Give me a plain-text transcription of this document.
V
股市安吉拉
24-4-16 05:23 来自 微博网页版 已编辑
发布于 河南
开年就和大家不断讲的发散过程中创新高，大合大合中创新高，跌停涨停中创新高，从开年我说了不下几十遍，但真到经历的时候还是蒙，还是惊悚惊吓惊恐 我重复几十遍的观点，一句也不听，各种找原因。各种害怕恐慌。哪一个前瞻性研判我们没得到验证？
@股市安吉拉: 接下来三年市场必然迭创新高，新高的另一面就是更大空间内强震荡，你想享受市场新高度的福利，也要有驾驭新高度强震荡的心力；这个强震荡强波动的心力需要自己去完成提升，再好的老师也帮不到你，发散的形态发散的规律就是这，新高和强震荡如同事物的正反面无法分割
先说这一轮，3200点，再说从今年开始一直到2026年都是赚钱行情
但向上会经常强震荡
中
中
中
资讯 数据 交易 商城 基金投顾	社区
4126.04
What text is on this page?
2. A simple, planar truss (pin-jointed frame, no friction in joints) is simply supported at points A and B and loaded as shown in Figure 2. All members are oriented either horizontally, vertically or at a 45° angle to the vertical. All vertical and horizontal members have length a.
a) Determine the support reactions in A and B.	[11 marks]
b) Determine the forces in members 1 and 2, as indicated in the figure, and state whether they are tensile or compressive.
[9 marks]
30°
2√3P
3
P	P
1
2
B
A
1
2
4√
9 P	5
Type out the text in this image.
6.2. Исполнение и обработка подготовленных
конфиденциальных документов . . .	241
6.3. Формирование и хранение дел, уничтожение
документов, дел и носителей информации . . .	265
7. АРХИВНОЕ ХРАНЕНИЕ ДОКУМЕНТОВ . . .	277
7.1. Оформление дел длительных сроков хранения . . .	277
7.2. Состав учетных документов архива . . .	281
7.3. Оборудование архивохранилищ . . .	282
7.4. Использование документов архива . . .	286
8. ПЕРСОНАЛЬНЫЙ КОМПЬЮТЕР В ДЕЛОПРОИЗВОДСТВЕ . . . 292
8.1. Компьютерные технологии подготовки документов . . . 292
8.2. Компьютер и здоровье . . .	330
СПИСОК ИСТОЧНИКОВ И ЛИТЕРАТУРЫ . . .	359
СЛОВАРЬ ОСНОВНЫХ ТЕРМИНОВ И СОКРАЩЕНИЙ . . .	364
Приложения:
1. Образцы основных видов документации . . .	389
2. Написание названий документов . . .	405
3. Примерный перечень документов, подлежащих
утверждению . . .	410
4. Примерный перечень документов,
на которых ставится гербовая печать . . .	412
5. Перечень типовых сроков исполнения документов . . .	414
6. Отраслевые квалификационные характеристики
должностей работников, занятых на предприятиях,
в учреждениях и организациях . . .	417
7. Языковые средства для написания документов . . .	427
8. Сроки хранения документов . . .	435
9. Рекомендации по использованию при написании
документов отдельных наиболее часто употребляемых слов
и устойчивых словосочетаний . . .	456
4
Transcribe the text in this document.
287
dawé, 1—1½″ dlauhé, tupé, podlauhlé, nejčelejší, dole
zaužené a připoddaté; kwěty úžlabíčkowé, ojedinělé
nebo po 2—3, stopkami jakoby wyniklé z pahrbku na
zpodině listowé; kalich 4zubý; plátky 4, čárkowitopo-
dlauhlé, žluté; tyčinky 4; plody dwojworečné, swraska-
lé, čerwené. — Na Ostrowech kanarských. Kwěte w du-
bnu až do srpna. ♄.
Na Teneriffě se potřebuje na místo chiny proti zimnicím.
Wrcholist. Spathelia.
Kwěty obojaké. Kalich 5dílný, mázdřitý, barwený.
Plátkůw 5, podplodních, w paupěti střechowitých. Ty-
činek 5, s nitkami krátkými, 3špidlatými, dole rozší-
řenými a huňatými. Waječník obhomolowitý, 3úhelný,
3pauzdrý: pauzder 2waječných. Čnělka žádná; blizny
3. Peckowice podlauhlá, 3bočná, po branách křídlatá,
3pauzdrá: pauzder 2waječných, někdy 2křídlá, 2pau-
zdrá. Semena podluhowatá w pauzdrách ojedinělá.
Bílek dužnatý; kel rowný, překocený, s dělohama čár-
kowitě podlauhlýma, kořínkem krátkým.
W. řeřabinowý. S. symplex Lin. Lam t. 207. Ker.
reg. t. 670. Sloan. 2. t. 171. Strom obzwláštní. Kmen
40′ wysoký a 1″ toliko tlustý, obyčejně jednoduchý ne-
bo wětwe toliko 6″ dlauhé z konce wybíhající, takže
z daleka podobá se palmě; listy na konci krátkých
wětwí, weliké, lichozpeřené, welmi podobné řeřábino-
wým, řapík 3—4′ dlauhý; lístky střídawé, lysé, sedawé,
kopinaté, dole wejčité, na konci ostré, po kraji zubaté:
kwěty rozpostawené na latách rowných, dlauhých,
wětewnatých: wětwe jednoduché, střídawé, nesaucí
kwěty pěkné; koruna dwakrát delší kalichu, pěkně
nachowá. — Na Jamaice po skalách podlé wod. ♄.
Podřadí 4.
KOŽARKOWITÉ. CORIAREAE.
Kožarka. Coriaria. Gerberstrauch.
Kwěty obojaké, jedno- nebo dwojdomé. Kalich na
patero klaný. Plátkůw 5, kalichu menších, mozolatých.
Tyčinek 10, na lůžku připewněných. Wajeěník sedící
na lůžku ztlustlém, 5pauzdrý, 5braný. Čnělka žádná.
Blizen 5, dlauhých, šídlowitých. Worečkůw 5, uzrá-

What the task requires> Find every line with the word "股市安吉拉" and state how many there are, with no other words.

Reply> 2